→ **Work instructions**:
Extract and list every line that contains the word "Queen".

→ **Entries provided**:
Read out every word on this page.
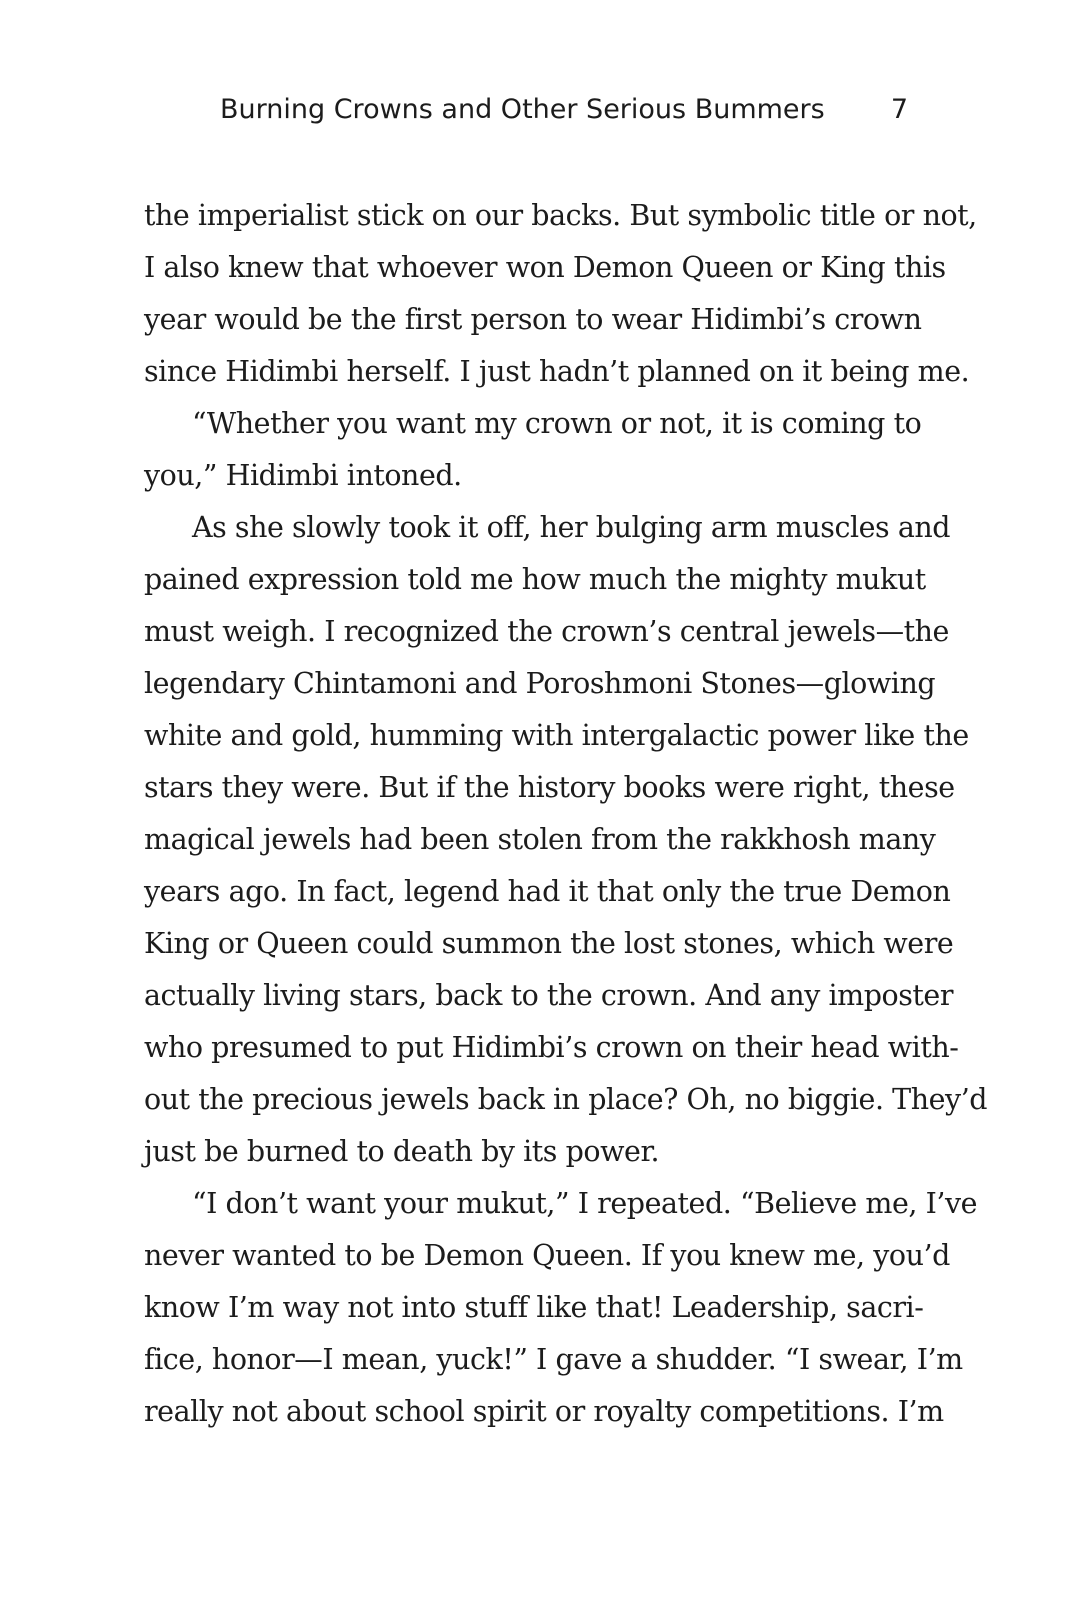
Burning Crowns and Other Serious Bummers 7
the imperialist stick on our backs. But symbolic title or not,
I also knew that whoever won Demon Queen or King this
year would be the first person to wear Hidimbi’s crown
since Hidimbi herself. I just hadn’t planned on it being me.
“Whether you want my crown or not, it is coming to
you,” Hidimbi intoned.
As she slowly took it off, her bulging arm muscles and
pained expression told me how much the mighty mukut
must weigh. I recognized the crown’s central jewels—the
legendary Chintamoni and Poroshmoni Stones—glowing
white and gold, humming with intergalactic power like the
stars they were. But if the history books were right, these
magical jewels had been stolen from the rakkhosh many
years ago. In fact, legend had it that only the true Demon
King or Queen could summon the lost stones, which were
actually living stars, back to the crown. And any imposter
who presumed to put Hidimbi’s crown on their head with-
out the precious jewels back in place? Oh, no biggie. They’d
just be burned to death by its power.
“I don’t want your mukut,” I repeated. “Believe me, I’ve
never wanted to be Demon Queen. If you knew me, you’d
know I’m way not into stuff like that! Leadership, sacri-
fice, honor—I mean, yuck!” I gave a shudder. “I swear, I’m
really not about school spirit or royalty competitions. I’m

→ **Task solution**:
I also knew that whoever won Demon Queen or King this
King or Queen could summon the lost stones, which were
never wanted to be Demon Queen. If you knew me, you’d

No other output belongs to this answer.